*Work to be completed*:
Locate all lines with the word "name" and copy them out.

*The records*:

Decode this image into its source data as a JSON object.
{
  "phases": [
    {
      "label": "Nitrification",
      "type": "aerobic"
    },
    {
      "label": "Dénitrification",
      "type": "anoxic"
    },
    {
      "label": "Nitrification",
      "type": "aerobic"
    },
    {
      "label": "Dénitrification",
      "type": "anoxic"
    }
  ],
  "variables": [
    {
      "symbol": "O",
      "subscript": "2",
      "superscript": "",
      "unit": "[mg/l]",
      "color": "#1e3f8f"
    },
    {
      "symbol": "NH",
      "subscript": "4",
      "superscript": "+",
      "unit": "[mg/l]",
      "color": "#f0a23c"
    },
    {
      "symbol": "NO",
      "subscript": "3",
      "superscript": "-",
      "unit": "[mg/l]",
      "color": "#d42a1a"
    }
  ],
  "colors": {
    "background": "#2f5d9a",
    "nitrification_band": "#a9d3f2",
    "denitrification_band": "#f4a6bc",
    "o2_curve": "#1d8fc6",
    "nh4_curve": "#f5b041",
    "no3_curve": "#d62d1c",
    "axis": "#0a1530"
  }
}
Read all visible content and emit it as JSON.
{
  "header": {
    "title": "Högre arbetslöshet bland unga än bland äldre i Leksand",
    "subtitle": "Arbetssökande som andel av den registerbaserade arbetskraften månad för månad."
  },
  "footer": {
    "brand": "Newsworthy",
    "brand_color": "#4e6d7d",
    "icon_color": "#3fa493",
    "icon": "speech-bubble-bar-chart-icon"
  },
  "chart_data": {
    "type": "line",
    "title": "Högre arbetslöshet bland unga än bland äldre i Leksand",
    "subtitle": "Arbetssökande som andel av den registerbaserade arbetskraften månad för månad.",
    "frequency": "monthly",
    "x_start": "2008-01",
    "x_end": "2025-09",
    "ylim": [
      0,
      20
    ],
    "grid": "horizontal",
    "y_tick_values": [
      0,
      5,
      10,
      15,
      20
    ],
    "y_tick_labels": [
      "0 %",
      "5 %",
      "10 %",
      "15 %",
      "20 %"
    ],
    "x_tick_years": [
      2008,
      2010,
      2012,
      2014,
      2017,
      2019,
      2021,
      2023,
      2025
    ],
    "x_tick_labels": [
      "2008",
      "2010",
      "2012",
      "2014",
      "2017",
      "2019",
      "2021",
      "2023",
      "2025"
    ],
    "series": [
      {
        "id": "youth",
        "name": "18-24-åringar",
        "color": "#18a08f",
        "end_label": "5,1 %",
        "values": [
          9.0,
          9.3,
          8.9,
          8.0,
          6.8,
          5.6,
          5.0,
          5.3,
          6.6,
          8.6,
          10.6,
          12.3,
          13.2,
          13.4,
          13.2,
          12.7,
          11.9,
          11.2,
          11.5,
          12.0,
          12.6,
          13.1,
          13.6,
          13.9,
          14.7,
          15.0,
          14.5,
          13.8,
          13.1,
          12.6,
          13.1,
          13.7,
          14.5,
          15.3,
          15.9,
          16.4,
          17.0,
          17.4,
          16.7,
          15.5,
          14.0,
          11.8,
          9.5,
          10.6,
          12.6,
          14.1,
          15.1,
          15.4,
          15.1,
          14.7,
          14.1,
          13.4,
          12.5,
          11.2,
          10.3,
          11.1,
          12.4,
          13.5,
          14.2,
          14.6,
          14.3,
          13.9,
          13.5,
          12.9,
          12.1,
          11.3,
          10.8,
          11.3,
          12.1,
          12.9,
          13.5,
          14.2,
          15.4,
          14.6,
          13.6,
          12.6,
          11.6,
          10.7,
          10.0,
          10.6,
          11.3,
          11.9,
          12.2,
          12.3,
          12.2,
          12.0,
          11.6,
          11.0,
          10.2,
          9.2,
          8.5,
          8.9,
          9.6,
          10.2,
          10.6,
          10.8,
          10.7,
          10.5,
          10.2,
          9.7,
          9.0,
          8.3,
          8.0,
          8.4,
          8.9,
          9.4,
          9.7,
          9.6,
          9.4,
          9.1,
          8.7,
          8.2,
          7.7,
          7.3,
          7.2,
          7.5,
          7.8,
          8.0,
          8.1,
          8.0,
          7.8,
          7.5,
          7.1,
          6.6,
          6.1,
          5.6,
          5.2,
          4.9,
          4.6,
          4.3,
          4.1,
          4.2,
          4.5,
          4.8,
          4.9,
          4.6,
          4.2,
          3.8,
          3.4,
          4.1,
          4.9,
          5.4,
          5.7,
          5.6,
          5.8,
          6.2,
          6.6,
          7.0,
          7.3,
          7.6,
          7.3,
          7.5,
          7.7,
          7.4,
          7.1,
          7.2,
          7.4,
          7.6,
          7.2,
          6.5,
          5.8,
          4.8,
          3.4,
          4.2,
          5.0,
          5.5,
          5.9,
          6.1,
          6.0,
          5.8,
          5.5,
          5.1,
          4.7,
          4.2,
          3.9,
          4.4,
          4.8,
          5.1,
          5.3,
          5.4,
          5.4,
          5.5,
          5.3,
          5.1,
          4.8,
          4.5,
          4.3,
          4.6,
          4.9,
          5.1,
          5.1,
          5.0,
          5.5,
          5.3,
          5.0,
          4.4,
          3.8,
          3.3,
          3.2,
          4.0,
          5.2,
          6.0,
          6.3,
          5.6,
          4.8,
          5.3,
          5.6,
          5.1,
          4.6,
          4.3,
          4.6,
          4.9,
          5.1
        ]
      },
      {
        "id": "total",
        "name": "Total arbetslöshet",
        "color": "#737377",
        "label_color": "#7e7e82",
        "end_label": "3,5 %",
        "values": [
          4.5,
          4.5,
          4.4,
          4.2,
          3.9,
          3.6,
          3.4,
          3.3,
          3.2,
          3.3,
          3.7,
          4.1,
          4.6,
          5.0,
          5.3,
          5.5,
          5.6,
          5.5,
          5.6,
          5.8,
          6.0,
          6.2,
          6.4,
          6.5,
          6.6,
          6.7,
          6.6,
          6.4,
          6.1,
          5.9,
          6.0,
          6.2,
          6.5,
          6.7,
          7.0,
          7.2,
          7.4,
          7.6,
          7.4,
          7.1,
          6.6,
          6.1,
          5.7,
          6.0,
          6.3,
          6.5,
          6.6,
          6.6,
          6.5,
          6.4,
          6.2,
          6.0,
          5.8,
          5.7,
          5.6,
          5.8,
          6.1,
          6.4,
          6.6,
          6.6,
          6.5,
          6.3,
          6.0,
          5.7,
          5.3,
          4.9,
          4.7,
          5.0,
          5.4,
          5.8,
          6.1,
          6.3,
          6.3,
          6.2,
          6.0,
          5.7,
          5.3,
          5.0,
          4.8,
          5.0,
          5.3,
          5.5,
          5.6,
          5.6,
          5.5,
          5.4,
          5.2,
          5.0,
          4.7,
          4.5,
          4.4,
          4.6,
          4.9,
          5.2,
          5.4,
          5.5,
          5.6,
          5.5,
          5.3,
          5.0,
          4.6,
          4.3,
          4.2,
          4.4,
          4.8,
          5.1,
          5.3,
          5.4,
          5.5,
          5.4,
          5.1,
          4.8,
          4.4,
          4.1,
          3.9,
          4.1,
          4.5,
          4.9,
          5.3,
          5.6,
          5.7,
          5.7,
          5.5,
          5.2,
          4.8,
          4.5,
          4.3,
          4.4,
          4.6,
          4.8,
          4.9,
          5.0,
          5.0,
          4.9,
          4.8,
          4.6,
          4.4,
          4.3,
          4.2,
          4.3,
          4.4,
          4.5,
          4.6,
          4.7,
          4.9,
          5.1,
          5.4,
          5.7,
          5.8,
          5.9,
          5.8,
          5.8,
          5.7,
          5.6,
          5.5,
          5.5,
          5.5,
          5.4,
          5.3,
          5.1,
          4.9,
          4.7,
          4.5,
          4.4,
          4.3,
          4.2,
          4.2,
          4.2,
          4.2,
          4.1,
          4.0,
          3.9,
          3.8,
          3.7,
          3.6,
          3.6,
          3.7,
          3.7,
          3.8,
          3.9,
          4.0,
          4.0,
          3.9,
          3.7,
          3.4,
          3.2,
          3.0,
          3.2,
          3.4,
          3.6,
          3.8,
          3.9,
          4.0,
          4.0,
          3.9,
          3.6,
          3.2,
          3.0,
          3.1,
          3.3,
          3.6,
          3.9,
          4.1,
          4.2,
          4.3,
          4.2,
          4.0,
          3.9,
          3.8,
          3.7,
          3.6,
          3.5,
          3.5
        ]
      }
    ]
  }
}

*Solution*:
        "name": "18-24-åringar",
        "name": "Total arbetslöshet",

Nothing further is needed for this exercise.